>> begin Data in this exercise

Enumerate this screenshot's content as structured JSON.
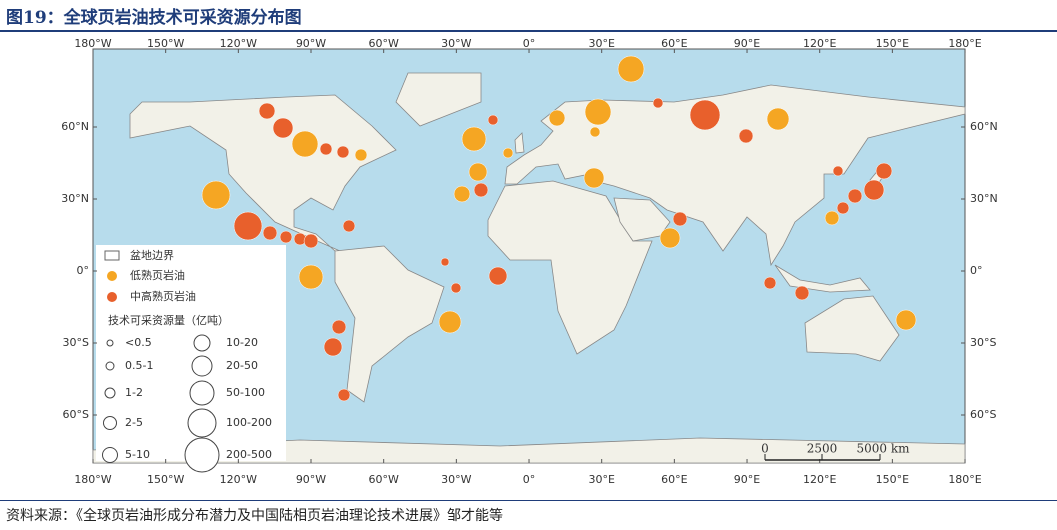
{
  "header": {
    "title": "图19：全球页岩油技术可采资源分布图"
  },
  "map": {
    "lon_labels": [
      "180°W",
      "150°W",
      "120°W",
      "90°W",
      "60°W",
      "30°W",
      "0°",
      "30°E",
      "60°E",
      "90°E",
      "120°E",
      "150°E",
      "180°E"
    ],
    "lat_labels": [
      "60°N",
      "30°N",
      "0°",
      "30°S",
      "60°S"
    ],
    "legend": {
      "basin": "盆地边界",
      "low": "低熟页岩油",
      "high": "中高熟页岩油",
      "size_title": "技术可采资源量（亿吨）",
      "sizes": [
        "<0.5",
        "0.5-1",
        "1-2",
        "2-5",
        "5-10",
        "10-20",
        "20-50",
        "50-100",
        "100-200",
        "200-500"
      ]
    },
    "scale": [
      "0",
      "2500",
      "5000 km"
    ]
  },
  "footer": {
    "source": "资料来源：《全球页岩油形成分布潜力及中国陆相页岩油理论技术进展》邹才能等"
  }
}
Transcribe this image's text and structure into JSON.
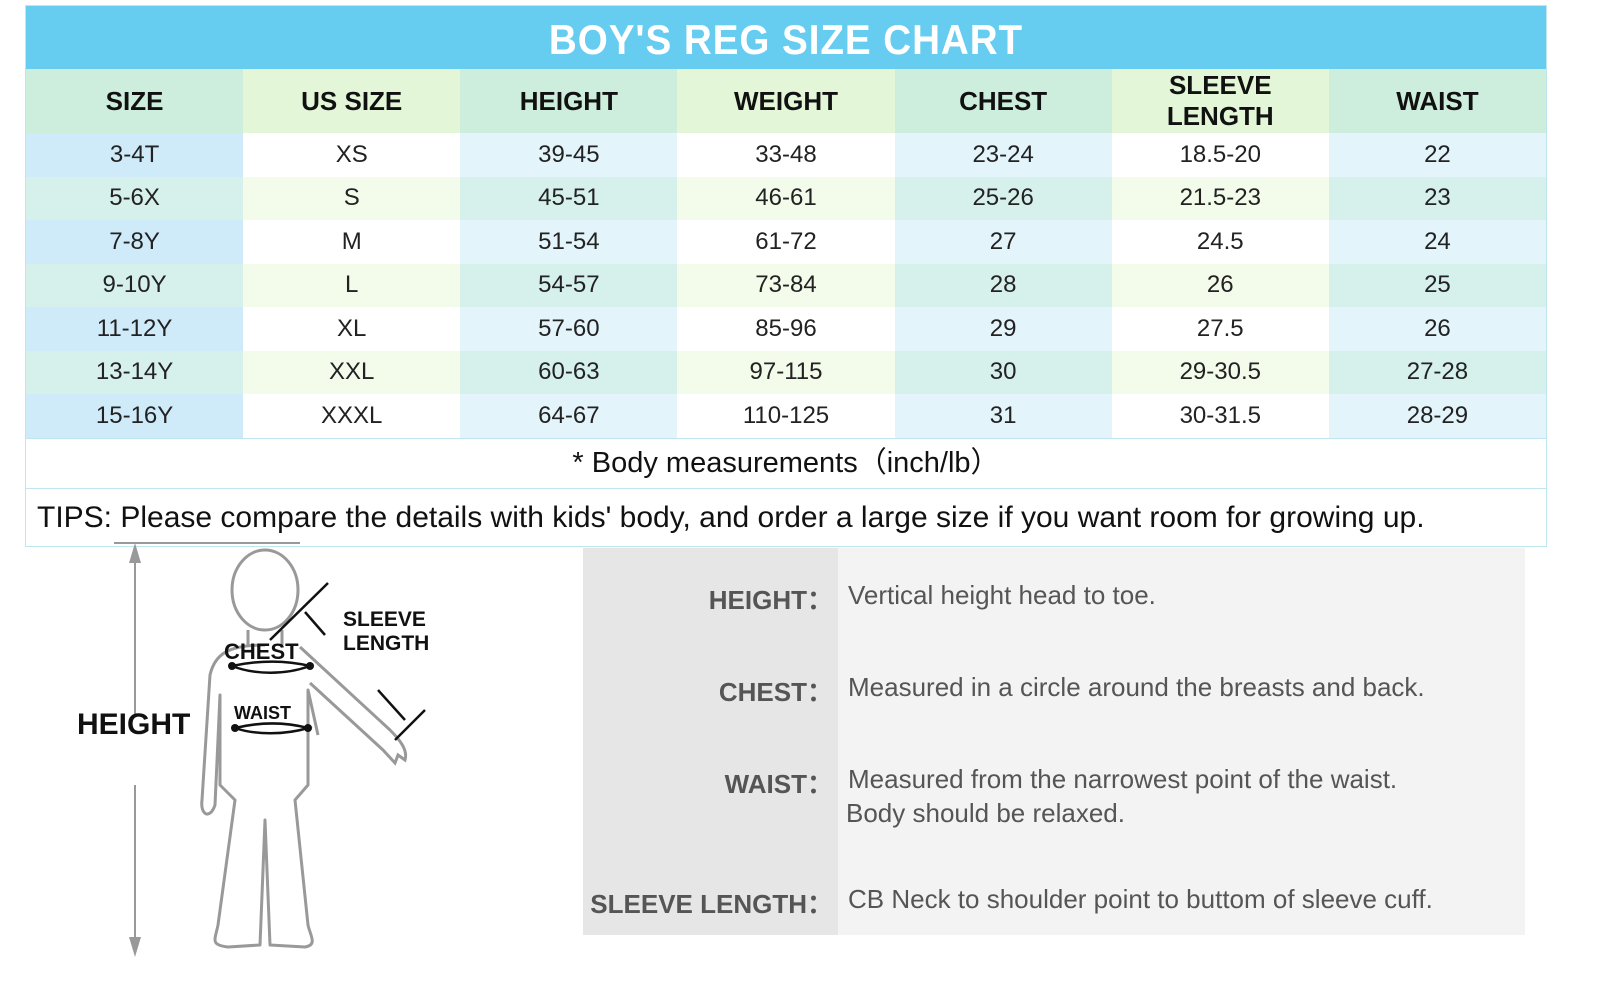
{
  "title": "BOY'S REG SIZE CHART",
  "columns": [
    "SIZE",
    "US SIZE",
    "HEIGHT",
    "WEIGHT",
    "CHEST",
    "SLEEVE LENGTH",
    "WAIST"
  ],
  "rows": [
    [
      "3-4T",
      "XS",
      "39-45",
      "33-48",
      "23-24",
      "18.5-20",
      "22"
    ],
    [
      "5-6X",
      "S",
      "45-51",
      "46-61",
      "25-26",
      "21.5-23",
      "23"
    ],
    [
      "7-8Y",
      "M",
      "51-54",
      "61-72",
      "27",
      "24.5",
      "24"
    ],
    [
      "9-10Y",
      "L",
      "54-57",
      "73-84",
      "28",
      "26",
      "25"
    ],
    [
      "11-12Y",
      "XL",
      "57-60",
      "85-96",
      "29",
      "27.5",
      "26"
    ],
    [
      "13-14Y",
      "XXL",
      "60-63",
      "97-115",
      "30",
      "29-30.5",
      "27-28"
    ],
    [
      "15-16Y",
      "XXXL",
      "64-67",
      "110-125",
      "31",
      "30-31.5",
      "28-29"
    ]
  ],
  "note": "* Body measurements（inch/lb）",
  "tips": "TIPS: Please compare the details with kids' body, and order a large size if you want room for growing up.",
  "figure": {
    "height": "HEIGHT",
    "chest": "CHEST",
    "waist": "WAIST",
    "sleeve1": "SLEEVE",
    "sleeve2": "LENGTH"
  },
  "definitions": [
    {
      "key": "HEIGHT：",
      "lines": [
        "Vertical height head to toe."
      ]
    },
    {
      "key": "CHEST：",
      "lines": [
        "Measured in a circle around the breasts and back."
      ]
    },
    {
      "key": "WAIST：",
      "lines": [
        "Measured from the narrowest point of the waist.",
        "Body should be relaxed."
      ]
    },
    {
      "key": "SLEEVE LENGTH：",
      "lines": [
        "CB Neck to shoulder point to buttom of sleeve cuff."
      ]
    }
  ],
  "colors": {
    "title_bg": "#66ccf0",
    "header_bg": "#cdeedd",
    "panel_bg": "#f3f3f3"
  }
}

>> end Data in this exercise

[Given request] Find the string "Measured" in the listing and return every line that holds it.

[Result of this exercise]
        "Measured in a circle around the breasts and back."
        "Measured from the narrowest point of the waist.",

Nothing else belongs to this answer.